** start of Supplied material **

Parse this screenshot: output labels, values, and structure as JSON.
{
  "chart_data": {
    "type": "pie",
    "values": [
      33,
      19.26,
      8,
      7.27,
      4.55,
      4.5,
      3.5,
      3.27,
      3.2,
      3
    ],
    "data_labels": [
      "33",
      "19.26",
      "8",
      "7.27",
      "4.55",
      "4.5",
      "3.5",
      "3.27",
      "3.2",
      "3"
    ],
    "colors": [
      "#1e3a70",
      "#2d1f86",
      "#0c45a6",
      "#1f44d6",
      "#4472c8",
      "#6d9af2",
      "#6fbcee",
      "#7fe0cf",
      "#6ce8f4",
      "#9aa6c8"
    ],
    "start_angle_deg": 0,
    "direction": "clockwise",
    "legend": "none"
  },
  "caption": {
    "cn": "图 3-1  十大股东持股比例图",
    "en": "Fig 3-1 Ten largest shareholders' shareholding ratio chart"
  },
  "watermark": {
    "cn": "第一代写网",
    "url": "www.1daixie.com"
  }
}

** end of Supplied material **

> [Directions for this task] Write out all of the records once more, exactly.

> [Correct result]
Parse this screenshot: output labels, values, and structure as JSON.
{
  "chart_data": {
    "type": "pie",
    "values": [
      33,
      19.26,
      8,
      7.27,
      4.55,
      4.5,
      3.5,
      3.27,
      3.2,
      3
    ],
    "data_labels": [
      "33",
      "19.26",
      "8",
      "7.27",
      "4.55",
      "4.5",
      "3.5",
      "3.27",
      "3.2",
      "3"
    ],
    "colors": [
      "#1e3a70",
      "#2d1f86",
      "#0c45a6",
      "#1f44d6",
      "#4472c8",
      "#6d9af2",
      "#6fbcee",
      "#7fe0cf",
      "#6ce8f4",
      "#9aa6c8"
    ],
    "start_angle_deg": 0,
    "direction": "clockwise",
    "legend": "none"
  },
  "caption": {
    "cn": "图 3-1  十大股东持股比例图",
    "en": "Fig 3-1 Ten largest shareholders' shareholding ratio chart"
  },
  "watermark": {
    "cn": "第一代写网",
    "url": "www.1daixie.com"
  }
}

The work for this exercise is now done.